Work to be completed: Quote all entries in full, exactly.

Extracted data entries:
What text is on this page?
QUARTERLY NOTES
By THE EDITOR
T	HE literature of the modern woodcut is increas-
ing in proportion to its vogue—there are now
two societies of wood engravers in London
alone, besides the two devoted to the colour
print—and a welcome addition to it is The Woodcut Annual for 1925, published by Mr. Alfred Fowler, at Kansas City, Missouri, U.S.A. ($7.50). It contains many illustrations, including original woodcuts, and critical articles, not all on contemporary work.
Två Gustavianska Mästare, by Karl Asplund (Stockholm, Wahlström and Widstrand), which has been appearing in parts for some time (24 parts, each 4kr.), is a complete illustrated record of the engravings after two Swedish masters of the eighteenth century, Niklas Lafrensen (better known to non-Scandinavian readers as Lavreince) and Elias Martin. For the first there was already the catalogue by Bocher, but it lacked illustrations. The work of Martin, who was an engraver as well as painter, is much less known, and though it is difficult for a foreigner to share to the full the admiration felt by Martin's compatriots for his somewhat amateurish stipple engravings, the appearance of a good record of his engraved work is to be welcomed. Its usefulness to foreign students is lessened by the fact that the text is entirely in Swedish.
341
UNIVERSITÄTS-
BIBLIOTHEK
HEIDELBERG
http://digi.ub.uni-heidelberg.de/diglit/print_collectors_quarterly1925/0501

Exercise solution:
What text is on this page?
QUARTERLY NOTES
By THE EDITOR
T	HE literature of the modern woodcut is increas-
ing in proportion to its vogue—there are now
two societies of wood engravers in London
alone, besides the two devoted to the colour
print—and a welcome addition to it is The Woodcut Annual for 1925, published by Mr. Alfred Fowler, at Kansas City, Missouri, U.S.A. ($7.50). It contains many illustrations, including original woodcuts, and critical articles, not all on contemporary work.
Två Gustavianska Mästare, by Karl Asplund (Stockholm, Wahlström and Widstrand), which has been appearing in parts for some time (24 parts, each 4kr.), is a complete illustrated record of the engravings after two Swedish masters of the eighteenth century, Niklas Lafrensen (better known to non-Scandinavian readers as Lavreince) and Elias Martin. For the first there was already the catalogue by Bocher, but it lacked illustrations. The work of Martin, who was an engraver as well as painter, is much less known, and though it is difficult for a foreigner to share to the full the admiration felt by Martin's compatriots for his somewhat amateurish stipple engravings, the appearance of a good record of his engraved work is to be welcomed. Its usefulness to foreign students is lessened by the fact that the text is entirely in Swedish.
341
UNIVERSITÄTS-
BIBLIOTHEK
HEIDELBERG
http://digi.ub.uni-heidelberg.de/diglit/print_collectors_quarterly1925/0501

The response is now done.